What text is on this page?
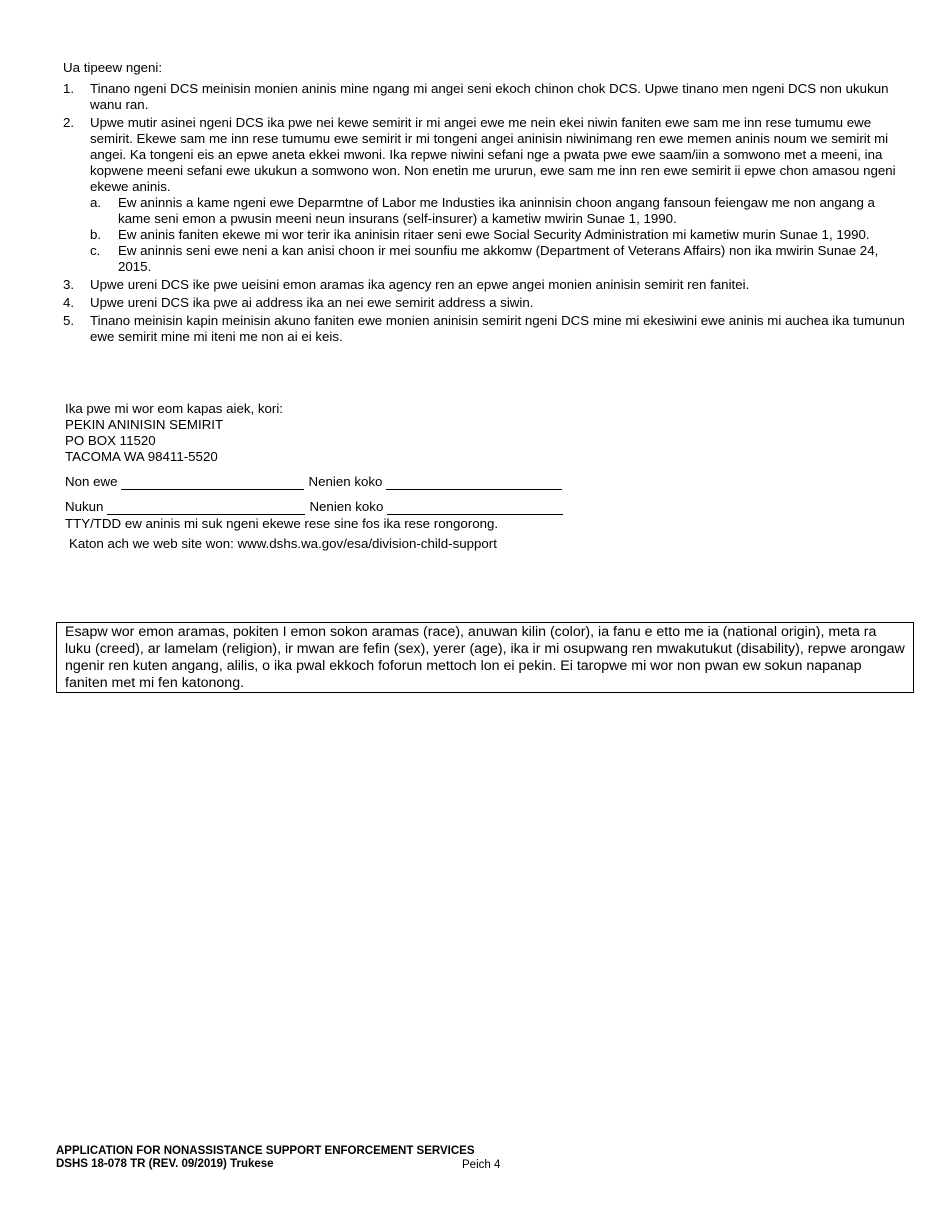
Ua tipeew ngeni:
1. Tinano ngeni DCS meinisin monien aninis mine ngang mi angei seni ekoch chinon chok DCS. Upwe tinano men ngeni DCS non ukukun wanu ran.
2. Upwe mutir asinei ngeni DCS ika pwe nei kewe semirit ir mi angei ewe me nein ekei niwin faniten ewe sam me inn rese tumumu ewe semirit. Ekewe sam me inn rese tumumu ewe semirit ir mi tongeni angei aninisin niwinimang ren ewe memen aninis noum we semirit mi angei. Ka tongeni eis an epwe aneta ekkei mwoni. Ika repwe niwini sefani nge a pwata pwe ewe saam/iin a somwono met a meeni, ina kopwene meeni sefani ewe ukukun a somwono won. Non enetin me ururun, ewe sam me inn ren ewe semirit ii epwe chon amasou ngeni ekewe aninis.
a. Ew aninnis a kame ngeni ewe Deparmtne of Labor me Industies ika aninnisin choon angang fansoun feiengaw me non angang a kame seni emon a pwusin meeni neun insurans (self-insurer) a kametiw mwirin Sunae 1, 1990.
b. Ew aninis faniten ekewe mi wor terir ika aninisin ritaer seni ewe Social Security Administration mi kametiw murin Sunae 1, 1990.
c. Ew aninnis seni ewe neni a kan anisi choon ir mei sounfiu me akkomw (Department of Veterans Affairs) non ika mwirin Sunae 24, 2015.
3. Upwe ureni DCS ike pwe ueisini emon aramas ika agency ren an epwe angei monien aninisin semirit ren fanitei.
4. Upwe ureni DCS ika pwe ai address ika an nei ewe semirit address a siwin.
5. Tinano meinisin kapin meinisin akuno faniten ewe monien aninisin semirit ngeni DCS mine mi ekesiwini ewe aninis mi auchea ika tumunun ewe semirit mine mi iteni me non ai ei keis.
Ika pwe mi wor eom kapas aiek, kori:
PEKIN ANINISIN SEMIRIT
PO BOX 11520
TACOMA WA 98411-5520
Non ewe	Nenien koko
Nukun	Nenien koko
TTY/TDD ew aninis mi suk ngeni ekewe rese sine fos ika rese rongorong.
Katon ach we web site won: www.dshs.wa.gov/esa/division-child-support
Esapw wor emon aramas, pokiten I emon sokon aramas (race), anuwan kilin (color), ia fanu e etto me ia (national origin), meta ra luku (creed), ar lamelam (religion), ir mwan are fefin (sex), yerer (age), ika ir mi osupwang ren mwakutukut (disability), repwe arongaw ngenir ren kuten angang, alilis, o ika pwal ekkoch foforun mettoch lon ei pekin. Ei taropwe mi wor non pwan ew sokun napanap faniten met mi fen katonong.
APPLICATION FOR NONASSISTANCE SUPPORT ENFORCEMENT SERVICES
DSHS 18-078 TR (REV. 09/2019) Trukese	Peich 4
...
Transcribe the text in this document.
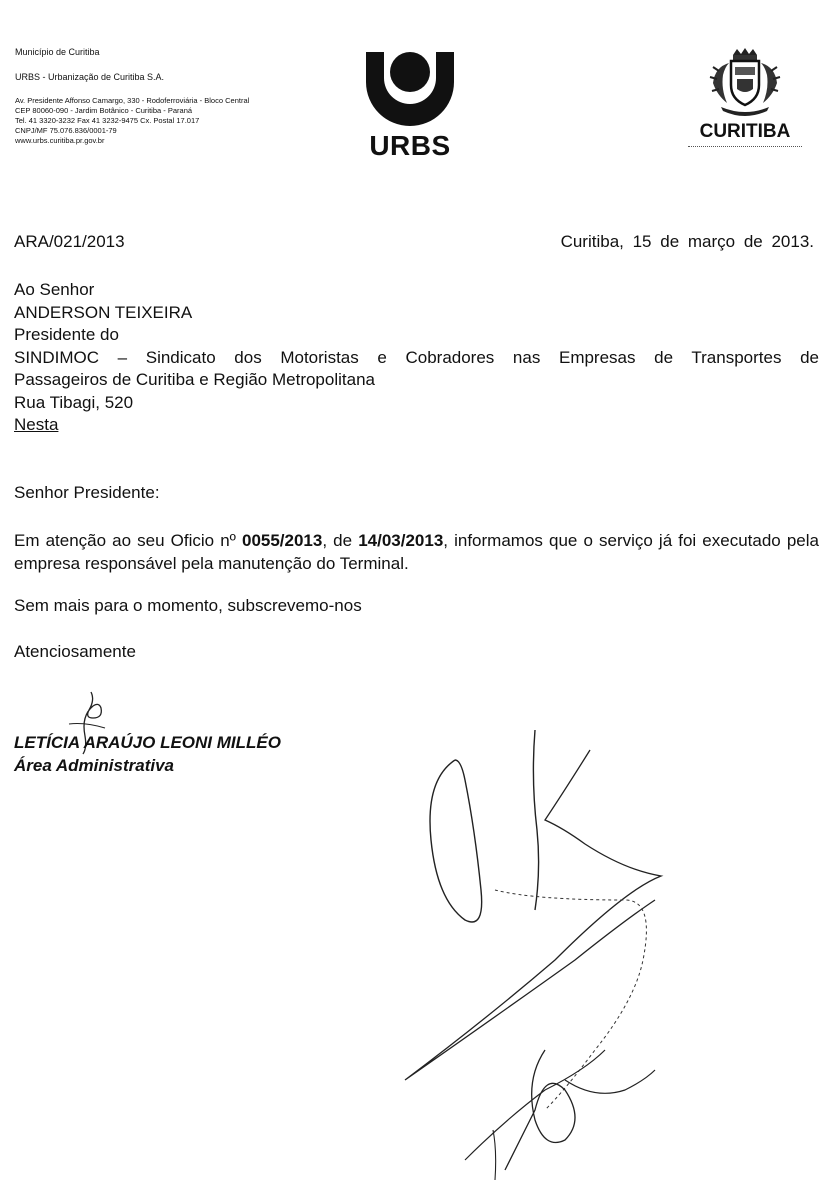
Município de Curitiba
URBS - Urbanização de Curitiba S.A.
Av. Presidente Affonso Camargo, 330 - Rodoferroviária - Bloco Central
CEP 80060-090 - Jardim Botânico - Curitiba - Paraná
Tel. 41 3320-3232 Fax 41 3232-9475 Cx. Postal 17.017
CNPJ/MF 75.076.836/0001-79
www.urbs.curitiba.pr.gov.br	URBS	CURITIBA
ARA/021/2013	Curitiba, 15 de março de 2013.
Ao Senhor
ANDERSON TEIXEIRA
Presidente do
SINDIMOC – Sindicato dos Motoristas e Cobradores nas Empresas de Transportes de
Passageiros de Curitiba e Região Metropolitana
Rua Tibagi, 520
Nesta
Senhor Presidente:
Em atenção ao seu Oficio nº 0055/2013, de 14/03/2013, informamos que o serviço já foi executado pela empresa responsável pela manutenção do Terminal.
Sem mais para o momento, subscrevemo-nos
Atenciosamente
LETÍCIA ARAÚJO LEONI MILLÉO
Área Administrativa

* _BRIEF_: Copy every line that contains the string "ureni".

* _RESPONSE TO THE TASK_:
3. Upwe ureni DCS ike pwe ueisini emon aramas ika agency ren an epwe angei monien aninisin semirit ren fanitei.
4. Upwe ureni DCS ika pwe ai address ika an nei ewe semirit address a siwin.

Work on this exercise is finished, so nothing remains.